- Challenge: Copy each of the following items character for character, with no changes.

- The records:
%%
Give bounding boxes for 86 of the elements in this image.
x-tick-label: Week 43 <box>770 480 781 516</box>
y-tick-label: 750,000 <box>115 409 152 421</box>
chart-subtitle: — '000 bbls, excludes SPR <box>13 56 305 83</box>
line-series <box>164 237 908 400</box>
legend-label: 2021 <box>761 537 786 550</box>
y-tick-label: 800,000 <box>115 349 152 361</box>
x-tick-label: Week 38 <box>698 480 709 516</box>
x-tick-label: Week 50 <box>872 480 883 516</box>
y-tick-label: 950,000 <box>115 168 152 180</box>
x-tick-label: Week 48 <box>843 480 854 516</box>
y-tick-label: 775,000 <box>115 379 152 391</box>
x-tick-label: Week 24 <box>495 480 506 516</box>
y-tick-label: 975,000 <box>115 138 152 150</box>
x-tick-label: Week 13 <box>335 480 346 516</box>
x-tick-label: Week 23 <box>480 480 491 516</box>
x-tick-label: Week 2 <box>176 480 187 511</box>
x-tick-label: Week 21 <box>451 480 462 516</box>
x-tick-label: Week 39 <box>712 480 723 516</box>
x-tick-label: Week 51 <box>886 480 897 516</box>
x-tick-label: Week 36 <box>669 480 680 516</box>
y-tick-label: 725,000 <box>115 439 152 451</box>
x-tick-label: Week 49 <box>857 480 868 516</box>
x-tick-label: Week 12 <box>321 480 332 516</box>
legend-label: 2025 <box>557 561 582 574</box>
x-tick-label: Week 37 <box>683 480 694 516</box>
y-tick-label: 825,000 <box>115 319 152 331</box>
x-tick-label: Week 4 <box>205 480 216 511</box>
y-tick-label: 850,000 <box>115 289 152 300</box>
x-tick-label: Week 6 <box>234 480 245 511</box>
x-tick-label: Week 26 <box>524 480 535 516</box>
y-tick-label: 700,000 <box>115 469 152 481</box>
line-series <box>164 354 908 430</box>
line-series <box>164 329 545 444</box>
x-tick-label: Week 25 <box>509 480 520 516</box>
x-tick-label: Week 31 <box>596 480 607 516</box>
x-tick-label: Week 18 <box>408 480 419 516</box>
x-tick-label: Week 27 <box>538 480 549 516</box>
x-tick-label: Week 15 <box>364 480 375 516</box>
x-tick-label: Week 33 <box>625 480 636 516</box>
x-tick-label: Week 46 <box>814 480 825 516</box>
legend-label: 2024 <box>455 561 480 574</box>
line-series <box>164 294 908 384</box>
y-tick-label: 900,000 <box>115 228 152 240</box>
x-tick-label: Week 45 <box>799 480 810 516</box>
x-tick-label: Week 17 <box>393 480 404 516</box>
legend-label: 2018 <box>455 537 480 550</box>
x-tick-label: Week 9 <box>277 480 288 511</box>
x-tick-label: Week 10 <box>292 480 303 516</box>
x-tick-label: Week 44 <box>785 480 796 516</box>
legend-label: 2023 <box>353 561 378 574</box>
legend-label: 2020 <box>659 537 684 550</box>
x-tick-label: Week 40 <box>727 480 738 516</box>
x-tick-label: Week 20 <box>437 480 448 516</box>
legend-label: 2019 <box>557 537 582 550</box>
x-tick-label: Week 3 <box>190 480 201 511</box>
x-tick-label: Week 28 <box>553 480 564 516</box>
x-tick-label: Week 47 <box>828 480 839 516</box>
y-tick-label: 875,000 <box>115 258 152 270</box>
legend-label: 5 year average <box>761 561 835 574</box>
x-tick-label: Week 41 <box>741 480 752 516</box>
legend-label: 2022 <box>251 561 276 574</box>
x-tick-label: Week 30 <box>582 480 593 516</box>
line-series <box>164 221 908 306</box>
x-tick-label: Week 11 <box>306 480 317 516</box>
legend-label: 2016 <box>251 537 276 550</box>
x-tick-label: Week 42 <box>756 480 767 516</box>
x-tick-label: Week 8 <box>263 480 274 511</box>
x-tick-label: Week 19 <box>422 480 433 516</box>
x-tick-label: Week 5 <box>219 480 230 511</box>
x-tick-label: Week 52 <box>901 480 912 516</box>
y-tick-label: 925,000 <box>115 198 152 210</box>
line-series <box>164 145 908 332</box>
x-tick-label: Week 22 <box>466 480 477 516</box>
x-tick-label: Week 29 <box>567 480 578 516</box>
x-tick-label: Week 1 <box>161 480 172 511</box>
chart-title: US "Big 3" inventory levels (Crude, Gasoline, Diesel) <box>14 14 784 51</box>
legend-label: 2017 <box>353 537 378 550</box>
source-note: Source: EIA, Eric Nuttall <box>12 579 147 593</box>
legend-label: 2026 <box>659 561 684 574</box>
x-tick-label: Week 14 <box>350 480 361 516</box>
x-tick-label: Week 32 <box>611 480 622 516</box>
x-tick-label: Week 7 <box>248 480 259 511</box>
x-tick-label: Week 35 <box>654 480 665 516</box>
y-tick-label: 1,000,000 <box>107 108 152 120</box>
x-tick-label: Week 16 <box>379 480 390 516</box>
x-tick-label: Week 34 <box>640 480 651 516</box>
%%
- Task answer:
Give bounding boxes for 86 of the elements in this image.
x-tick-label: Week 43 <box>770 480 781 516</box>
y-tick-label: 750,000 <box>115 409 152 421</box>
chart-subtitle: — '000 bbls, excludes SPR <box>13 56 305 83</box>
line-series <box>164 237 908 400</box>
legend-label: 2021 <box>761 537 786 550</box>
y-tick-label: 800,000 <box>115 349 152 361</box>
x-tick-label: Week 38 <box>698 480 709 516</box>
x-tick-label: Week 50 <box>872 480 883 516</box>
y-tick-label: 950,000 <box>115 168 152 180</box>
x-tick-label: Week 48 <box>843 480 854 516</box>
y-tick-label: 775,000 <box>115 379 152 391</box>
x-tick-label: Week 24 <box>495 480 506 516</box>
y-tick-label: 975,000 <box>115 138 152 150</box>
x-tick-label: Week 13 <box>335 480 346 516</box>
x-tick-label: Week 23 <box>480 480 491 516</box>
x-tick-label: Week 2 <box>176 480 187 511</box>
x-tick-label: Week 21 <box>451 480 462 516</box>
x-tick-label: Week 39 <box>712 480 723 516</box>
x-tick-label: Week 51 <box>886 480 897 516</box>
x-tick-label: Week 36 <box>669 480 680 516</box>
y-tick-label: 725,000 <box>115 439 152 451</box>
x-tick-label: Week 49 <box>857 480 868 516</box>
x-tick-label: Week 12 <box>321 480 332 516</box>
legend-label: 2025 <box>557 561 582 574</box>
x-tick-label: Week 37 <box>683 480 694 516</box>
y-tick-label: 825,000 <box>115 319 152 331</box>
x-tick-label: Week 4 <box>205 480 216 511</box>
y-tick-label: 850,000 <box>115 289 152 300</box>
x-tick-label: Week 6 <box>234 480 245 511</box>
x-tick-label: Week 26 <box>524 480 535 516</box>
y-tick-label: 700,000 <box>115 469 152 481</box>
line-series <box>164 354 908 430</box>
line-series <box>164 329 545 444</box>
x-tick-label: Week 25 <box>509 480 520 516</box>
x-tick-label: Week 31 <box>596 480 607 516</box>
x-tick-label: Week 18 <box>408 480 419 516</box>
x-tick-label: Week 27 <box>538 480 549 516</box>
x-tick-label: Week 15 <box>364 480 375 516</box>
x-tick-label: Week 33 <box>625 480 636 516</box>
x-tick-label: Week 46 <box>814 480 825 516</box>
legend-label: 2024 <box>455 561 480 574</box>
line-series <box>164 294 908 384</box>
y-tick-label: 900,000 <box>115 228 152 240</box>
x-tick-label: Week 45 <box>799 480 810 516</box>
x-tick-label: Week 17 <box>393 480 404 516</box>
legend-label: 2018 <box>455 537 480 550</box>
x-tick-label: Week 9 <box>277 480 288 511</box>
x-tick-label: Week 10 <box>292 480 303 516</box>
x-tick-label: Week 44 <box>785 480 796 516</box>
legend-label: 2023 <box>353 561 378 574</box>
legend-label: 2020 <box>659 537 684 550</box>
x-tick-label: Week 40 <box>727 480 738 516</box>
x-tick-label: Week 20 <box>437 480 448 516</box>
legend-label: 2019 <box>557 537 582 550</box>
x-tick-label: Week 3 <box>190 480 201 511</box>
x-tick-label: Week 28 <box>553 480 564 516</box>
x-tick-label: Week 47 <box>828 480 839 516</box>
y-tick-label: 875,000 <box>115 258 152 270</box>
legend-label: 5 year average <box>761 561 835 574</box>
x-tick-label: Week 41 <box>741 480 752 516</box>
legend-label: 2022 <box>251 561 276 574</box>
x-tick-label: Week 30 <box>582 480 593 516</box>
line-series <box>164 221 908 306</box>
x-tick-label: Week 11 <box>306 480 317 516</box>
legend-label: 2016 <box>251 537 276 550</box>
x-tick-label: Week 42 <box>756 480 767 516</box>
x-tick-label: Week 8 <box>263 480 274 511</box>
x-tick-label: Week 19 <box>422 480 433 516</box>
x-tick-label: Week 5 <box>219 480 230 511</box>
x-tick-label: Week 52 <box>901 480 912 516</box>
y-tick-label: 925,000 <box>115 198 152 210</box>
line-series <box>164 145 908 332</box>
x-tick-label: Week 22 <box>466 480 477 516</box>
x-tick-label: Week 29 <box>567 480 578 516</box>
x-tick-label: Week 1 <box>161 480 172 511</box>
chart-title: US "Big 3" inventory levels (Crude, Gasoline, Diesel) <box>14 14 784 51</box>
legend-label: 2017 <box>353 537 378 550</box>
source-note: Source: EIA, Eric Nuttall <box>12 579 147 593</box>
legend-label: 2026 <box>659 561 684 574</box>
x-tick-label: Week 14 <box>350 480 361 516</box>
x-tick-label: Week 32 <box>611 480 622 516</box>
x-tick-label: Week 7 <box>248 480 259 511</box>
x-tick-label: Week 35 <box>654 480 665 516</box>
y-tick-label: 1,000,000 <box>107 108 152 120</box>
x-tick-label: Week 16 <box>379 480 390 516</box>
x-tick-label: Week 34 <box>640 480 651 516</box>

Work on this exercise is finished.